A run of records

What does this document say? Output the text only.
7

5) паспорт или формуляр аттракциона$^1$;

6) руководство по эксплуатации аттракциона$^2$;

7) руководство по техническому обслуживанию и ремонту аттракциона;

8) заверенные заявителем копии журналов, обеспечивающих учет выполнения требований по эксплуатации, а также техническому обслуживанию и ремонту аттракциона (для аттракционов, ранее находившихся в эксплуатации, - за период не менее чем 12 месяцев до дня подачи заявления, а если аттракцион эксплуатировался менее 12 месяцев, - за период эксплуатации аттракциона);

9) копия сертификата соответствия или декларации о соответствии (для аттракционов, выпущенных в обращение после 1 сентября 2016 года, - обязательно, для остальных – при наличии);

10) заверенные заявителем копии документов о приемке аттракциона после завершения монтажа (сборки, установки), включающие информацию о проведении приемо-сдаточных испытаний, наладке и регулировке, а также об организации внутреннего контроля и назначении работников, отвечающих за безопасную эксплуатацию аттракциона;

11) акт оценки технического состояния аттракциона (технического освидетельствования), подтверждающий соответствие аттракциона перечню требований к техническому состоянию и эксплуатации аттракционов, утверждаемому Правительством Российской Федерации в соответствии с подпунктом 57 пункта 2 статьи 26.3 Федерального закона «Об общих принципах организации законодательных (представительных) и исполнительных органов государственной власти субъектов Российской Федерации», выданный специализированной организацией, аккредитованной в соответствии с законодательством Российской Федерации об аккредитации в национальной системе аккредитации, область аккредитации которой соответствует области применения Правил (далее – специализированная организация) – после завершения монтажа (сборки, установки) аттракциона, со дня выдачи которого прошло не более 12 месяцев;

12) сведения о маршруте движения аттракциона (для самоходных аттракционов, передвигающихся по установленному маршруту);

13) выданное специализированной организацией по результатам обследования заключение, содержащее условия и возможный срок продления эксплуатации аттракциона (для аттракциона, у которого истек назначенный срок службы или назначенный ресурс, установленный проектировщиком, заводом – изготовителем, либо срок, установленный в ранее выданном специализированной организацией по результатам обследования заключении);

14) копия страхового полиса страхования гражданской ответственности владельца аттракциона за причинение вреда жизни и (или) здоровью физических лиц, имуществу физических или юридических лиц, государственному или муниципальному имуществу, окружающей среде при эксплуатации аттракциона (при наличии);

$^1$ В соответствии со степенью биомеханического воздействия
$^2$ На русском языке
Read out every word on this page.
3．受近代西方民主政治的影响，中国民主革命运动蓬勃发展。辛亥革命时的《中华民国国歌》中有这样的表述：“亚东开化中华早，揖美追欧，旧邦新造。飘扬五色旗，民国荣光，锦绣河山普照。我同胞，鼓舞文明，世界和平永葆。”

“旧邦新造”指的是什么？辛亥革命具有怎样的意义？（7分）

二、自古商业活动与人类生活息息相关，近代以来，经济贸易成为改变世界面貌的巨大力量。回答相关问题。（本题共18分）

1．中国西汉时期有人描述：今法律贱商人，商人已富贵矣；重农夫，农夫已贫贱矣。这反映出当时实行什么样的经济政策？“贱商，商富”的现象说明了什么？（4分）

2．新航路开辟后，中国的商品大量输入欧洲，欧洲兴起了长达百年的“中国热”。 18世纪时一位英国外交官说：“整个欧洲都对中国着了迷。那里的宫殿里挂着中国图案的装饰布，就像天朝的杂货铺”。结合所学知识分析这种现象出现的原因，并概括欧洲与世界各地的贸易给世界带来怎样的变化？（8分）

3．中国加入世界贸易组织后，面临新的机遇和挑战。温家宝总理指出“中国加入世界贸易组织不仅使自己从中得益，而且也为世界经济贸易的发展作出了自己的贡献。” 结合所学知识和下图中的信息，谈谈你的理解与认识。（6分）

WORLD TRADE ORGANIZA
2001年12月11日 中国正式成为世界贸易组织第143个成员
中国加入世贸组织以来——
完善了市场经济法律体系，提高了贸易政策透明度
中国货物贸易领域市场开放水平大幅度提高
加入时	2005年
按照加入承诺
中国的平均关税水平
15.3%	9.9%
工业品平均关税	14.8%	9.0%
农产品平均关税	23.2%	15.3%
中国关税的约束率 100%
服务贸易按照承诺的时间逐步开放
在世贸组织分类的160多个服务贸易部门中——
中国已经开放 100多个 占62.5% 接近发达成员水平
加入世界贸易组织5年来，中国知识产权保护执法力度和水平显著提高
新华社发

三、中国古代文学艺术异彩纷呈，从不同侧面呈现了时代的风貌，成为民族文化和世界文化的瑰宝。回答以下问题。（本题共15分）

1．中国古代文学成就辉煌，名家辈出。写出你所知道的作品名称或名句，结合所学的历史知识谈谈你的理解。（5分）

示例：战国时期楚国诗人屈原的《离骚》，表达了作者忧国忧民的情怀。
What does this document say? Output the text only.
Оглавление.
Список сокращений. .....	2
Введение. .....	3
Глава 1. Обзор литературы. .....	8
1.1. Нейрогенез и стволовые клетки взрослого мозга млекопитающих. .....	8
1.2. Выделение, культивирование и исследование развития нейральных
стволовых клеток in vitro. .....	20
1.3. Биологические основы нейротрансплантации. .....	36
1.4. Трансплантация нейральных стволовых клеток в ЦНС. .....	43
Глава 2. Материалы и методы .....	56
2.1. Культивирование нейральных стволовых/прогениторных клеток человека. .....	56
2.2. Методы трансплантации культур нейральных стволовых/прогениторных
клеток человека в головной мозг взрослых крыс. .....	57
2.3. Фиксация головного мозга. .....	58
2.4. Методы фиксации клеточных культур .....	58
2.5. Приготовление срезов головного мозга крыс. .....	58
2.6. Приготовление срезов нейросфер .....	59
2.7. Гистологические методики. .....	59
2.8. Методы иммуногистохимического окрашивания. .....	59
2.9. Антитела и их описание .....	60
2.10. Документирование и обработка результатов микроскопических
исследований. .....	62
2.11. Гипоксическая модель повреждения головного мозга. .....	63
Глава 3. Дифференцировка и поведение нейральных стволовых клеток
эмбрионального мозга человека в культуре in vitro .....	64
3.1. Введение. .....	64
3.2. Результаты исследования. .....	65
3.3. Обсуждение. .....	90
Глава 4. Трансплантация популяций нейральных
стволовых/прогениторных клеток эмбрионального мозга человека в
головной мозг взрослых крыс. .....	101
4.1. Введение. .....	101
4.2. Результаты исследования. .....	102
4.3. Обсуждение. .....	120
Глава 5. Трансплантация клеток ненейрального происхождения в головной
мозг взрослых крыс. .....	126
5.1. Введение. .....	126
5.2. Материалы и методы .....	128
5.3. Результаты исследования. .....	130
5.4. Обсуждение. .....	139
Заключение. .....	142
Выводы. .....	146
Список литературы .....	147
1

* * *

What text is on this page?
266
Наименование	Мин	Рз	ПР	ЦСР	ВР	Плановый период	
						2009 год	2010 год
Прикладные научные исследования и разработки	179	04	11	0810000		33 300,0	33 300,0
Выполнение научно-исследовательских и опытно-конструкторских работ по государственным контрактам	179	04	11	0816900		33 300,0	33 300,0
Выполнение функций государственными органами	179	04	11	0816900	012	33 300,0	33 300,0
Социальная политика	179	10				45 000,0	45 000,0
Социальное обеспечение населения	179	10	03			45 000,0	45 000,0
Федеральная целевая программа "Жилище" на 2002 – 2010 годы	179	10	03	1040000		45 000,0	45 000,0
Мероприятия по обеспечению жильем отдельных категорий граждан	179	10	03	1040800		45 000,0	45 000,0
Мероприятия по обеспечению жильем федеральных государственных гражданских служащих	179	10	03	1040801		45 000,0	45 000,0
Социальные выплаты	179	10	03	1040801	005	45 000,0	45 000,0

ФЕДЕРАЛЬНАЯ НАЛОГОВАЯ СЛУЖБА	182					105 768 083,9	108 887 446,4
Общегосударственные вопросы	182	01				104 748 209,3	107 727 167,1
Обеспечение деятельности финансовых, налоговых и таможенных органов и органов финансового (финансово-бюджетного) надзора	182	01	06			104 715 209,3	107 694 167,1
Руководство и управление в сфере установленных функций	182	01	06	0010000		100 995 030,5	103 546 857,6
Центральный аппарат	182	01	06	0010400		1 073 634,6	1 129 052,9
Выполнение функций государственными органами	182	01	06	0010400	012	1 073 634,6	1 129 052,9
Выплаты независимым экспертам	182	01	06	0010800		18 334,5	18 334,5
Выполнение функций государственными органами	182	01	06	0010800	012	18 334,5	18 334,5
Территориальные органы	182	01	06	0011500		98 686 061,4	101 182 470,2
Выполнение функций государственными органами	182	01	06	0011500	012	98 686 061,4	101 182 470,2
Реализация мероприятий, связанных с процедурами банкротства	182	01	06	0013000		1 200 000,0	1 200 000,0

---

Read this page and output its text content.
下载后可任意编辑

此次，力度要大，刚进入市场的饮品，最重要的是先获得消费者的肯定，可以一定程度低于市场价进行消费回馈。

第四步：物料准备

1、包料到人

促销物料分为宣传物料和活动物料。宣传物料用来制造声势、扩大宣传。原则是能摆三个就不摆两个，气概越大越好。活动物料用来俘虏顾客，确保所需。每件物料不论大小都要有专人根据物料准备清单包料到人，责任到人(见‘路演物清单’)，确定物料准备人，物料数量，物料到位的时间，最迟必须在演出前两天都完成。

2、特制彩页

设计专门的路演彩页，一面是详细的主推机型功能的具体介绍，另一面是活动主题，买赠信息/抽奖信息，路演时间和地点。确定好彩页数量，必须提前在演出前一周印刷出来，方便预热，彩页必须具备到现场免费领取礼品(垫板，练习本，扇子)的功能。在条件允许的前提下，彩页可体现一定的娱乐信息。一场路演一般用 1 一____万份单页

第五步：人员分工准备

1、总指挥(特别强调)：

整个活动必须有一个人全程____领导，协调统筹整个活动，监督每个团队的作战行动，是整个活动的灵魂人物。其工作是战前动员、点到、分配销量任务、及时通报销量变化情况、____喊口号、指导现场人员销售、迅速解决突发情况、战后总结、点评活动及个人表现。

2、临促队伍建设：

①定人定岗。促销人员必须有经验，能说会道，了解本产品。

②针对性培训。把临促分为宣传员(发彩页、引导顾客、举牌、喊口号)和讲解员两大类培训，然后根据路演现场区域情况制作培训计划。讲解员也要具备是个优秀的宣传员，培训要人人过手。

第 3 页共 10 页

▸ **WORK TO COMPLETE**
Keep only the lines that hold the string "Материалы", and copy them out.

▸ **THE ANSWER**
Глава 2. Материалы и методы .....	56
5.2. Материалы и методы .....	128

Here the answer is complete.